# Text excerpt start

This section presents three core modeling designs that make the generation physically consistent, as illustrated in Fig.[3](https://arxiv.org/html/2607.09661#S4.F3 "Figure 3 ‣ 4.1.1 Motion Decoupling Principle ‣ 4.1 Model Design ‣ 4 Our Method ‣ PanoWorld: Real-World Panoramic Generation"). We first simplify the learning problem through motion decoupling ([4.1.1](https://arxiv.org/html/2607.09661#S4.SS1.SSS1 "4.1.1 Motion Decoupling Principle ‣ 4.1 Model Design ‣ 4 Our Method ‣ PanoWorld: Real-World Panoramic Generation")), then model view-dependent translation with DPRC ([4.1.2](https://arxiv.org/html/2607.09661#S4.SS1.SSS2 "4.1.2 Action Modeling: DPRC ‣ 4.1 Model Design ‣ 4 Our Method ‣ PanoWorld: Real-World Panoramic Generation")), and finally enforce long-horizon scene persistence through geometry-aware memory modeling ([4.1.3](https://arxiv.org/html/2607.09661#S4.SS1.SSS3 "4.1.3 Memory Modeling: GMA ‣ 4.1 Model Design ‣ 4 Our Method ‣ PanoWorld: Real-World Panoramic Generation")).

# Text excerpt end

▶ **To-do list**
1 > In the model-design passage, what is used to enforce long-horizon scene persistence?
2 > Write the next part of the model-design passage, picking up after its final sentence.
The entries have no connection to the model-design passage.

# Listed entries start

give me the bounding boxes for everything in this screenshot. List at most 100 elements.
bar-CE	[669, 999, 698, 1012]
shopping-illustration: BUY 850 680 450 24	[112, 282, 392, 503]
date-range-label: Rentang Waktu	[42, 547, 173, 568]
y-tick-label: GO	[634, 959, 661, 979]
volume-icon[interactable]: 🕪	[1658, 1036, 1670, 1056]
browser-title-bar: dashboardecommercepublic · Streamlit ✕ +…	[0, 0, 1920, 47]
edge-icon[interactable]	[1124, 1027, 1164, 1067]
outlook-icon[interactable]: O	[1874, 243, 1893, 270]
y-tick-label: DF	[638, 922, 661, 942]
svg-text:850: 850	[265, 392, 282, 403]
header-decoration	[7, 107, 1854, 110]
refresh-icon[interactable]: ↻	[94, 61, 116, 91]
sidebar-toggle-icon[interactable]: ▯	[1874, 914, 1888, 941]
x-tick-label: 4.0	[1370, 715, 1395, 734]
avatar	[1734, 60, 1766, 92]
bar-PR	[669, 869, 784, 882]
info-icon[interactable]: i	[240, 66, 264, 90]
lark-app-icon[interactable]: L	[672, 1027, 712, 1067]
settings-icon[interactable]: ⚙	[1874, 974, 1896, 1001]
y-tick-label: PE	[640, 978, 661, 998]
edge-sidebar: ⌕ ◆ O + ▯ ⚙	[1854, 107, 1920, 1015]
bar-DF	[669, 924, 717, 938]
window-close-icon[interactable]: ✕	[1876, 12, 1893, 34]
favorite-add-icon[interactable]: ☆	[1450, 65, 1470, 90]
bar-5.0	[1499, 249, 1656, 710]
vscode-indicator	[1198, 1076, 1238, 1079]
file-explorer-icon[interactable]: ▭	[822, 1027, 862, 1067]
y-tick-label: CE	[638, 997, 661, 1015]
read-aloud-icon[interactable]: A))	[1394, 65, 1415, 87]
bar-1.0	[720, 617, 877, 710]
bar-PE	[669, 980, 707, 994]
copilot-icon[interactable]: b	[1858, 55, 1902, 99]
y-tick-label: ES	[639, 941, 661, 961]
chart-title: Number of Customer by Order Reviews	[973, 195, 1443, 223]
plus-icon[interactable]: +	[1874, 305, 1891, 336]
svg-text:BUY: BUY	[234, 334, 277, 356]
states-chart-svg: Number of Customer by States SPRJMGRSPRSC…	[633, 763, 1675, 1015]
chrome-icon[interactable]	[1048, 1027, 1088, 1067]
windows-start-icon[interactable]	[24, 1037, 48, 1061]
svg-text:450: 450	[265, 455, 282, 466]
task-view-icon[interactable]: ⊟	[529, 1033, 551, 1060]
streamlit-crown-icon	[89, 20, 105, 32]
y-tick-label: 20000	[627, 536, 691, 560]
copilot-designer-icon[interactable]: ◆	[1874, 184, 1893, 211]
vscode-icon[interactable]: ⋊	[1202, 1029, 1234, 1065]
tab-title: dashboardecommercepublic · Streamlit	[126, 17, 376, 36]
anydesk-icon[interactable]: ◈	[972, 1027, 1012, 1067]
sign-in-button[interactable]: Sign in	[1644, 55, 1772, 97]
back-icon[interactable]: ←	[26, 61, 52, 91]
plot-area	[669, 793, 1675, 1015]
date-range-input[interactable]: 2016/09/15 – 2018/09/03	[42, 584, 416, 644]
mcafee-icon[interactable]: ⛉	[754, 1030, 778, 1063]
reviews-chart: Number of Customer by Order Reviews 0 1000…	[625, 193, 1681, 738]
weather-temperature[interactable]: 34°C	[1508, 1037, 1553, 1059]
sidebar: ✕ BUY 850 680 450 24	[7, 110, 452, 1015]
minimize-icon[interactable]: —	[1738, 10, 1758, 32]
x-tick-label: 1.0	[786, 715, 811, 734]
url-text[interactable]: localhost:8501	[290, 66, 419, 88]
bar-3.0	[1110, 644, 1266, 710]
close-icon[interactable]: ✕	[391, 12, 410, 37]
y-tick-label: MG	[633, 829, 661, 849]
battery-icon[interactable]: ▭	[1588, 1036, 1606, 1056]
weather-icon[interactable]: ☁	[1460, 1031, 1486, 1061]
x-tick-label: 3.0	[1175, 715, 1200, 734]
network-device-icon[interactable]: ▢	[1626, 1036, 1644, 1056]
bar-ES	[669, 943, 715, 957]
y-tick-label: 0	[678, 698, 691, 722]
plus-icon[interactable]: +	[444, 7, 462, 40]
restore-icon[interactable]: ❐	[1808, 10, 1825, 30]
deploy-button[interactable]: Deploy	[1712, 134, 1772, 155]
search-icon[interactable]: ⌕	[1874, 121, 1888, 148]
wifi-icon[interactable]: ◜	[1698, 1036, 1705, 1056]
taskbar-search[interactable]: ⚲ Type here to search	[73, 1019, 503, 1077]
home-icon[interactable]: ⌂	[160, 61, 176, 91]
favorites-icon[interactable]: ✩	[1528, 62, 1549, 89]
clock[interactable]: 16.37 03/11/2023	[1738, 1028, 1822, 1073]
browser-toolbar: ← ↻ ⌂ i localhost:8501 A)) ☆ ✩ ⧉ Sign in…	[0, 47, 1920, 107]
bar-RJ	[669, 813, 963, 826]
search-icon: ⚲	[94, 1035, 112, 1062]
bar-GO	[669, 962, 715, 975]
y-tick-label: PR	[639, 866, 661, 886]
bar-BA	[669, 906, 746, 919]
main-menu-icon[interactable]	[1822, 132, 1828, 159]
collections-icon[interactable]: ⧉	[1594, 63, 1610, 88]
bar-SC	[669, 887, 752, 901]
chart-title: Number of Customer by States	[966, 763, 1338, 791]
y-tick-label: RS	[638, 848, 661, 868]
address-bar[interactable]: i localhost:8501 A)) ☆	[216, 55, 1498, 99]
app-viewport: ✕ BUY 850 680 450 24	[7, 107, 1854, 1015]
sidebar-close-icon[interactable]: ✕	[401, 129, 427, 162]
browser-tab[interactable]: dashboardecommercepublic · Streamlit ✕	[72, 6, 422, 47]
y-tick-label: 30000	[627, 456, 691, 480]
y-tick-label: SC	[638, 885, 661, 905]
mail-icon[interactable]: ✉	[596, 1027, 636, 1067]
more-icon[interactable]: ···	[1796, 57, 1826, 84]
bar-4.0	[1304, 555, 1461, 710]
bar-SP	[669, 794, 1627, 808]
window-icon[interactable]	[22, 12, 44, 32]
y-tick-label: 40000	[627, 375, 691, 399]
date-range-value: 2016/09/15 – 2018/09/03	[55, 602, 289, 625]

# Listed entries end

▶ **Results for the exercise**
1 > Geometry-aware memory modeling.

2 >
#### 4.1.1 Motion Decoupling Principle

Conventional models often learn translation and rotation jointly, which lead to structural warping in panoramic video generation. To maintain geometric consistency, we observe that camera rotation in a panoramic sequence is independent of scene depth, and therefore isolate it as a precise geometric transformation, allowing the diffusion model to focus exclusively on translation-induced parallax. To bridge the gap between pre-trained perspective priors and panoramic geometry, we further fine-tune the backbone on panoramic datasets with LoRA, enabling it to capture intrinsic equirectangular properties such as polar distortion and horizontal continuity while preserving the generative quality of the base model. Combined with explicit motion decoupling, this adaptation removes artifacts that violate 360^{\circ} projection rules and preserves structural integrity across camera movements.

![Image 3: Refer to caption](https://arxiv.org/html/2607.09661v1/x3.png)

Figure 3: PanoWorld Network Architecture. Built on the Wan2.2 backbone, PanoWorld employs a triple-stream DiT that fuses visual self-attention, DPRC-based action modeling, and a GMA module for memory-anchored synthesis via a shared geometric manifold.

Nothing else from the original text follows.